***** Data shown *****

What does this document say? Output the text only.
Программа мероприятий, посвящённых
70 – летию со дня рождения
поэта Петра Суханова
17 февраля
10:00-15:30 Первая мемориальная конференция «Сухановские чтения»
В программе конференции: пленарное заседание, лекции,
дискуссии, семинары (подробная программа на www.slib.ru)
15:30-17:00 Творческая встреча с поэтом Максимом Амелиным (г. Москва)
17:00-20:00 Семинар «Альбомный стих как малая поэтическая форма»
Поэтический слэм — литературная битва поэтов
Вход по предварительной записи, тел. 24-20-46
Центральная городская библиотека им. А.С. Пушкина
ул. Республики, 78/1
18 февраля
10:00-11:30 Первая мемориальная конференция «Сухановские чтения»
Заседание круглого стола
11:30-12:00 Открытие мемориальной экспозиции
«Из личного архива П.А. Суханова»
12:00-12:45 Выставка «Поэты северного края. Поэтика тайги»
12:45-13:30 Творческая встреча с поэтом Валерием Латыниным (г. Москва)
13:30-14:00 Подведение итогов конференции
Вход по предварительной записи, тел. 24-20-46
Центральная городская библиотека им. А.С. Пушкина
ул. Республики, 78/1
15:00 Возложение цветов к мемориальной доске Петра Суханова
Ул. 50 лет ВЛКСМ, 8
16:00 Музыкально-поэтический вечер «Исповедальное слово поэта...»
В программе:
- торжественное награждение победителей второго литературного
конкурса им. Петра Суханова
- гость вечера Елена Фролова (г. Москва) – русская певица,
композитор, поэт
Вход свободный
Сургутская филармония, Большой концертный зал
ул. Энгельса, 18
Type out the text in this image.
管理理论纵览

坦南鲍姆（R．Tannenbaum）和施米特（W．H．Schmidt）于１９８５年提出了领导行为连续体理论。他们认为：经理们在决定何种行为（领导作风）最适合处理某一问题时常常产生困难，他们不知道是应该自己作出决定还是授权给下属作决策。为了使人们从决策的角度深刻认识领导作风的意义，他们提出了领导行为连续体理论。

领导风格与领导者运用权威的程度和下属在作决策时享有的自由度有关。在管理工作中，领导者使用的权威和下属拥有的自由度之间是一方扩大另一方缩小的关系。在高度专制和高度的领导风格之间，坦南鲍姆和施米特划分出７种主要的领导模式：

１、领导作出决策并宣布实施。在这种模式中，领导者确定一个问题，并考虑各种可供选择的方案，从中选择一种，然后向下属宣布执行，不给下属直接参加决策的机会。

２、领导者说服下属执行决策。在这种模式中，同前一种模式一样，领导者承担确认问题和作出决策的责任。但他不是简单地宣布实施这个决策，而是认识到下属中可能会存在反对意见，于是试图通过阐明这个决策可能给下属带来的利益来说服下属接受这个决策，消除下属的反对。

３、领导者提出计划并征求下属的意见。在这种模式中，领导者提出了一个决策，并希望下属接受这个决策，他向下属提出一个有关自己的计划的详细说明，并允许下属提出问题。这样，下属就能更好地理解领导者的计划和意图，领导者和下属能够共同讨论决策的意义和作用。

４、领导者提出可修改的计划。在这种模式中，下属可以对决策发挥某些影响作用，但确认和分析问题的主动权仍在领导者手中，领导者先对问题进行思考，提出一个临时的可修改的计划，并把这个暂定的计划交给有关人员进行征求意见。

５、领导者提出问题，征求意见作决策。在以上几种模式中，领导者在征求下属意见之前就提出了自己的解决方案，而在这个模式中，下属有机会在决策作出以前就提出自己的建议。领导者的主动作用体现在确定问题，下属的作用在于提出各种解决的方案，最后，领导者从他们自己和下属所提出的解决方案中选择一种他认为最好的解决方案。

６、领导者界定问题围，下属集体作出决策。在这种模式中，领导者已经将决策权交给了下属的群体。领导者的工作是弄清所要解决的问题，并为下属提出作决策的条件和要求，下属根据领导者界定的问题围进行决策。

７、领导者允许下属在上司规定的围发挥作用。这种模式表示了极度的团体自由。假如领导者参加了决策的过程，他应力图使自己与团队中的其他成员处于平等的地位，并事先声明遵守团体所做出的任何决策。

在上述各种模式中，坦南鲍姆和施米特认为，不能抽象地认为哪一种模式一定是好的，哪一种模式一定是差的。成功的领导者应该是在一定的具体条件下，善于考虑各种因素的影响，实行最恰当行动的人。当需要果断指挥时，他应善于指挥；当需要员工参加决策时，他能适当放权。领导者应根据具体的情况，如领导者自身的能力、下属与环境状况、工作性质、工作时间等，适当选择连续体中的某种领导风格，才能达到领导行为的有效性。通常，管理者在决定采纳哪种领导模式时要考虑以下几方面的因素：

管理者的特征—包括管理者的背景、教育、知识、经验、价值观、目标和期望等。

*****
***** Data shown *****

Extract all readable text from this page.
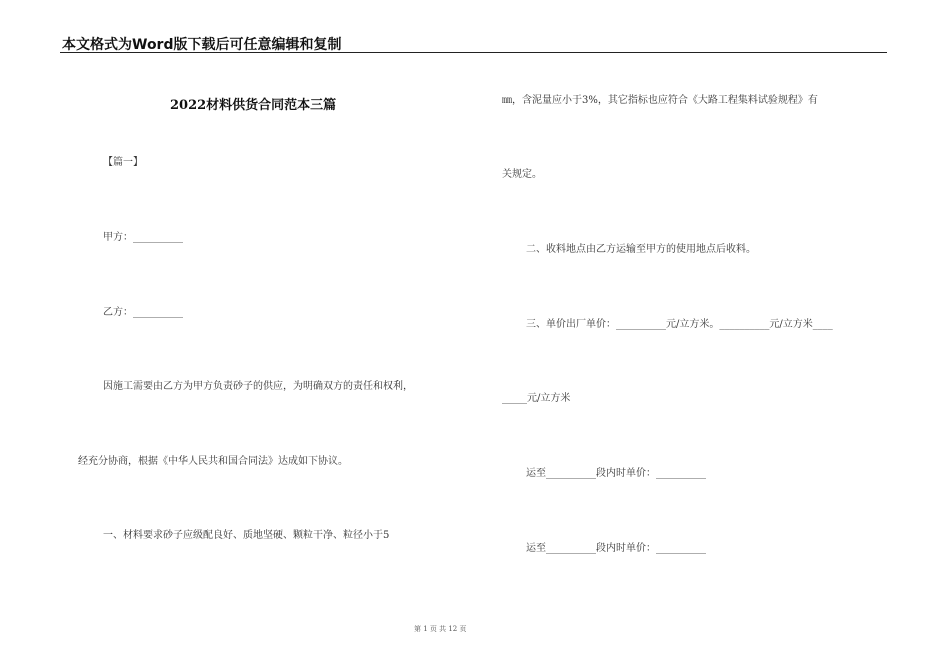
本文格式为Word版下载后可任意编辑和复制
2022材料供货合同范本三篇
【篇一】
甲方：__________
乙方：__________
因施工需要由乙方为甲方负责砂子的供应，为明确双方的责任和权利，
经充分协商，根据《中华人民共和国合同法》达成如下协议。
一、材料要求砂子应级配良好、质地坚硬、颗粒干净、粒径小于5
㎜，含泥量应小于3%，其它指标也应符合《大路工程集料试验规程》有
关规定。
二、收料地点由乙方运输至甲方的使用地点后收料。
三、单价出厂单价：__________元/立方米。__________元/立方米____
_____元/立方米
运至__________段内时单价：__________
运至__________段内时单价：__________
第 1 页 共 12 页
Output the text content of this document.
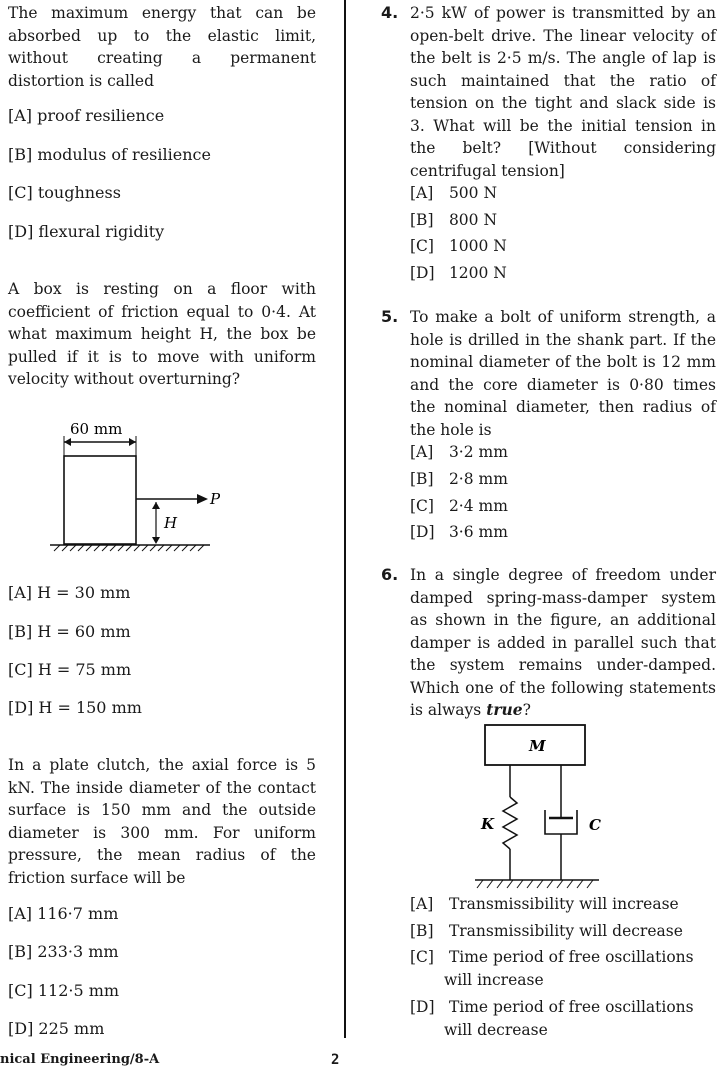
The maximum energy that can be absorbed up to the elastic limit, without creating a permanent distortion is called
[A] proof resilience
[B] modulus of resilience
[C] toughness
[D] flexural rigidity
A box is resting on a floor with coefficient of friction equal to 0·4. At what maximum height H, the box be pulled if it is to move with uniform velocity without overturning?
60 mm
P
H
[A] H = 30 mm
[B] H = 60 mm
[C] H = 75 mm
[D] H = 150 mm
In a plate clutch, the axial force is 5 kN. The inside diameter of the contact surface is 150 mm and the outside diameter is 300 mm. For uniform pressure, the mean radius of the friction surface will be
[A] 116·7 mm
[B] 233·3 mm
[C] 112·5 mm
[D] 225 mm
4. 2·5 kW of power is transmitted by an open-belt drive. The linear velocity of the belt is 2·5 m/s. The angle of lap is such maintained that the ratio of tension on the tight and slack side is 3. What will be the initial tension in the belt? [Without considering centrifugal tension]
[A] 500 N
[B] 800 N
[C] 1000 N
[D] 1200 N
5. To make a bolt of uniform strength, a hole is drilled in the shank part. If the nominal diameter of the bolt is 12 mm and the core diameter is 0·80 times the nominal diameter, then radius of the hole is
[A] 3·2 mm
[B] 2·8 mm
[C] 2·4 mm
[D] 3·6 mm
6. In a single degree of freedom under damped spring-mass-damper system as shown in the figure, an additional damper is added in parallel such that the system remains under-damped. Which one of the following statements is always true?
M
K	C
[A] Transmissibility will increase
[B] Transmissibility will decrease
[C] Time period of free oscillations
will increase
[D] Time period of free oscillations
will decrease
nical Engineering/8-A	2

*****

## [Task prompt]
Each line in the entries above that includes the string "Творческая" should be extracted.

## [Written reply]
15:30-17:00 Творческая встреча с поэтом Максимом Амелиным (г. Москва)
12:45-13:30 Творческая встреча с поэтом Валерием Латыниным (г. Москва)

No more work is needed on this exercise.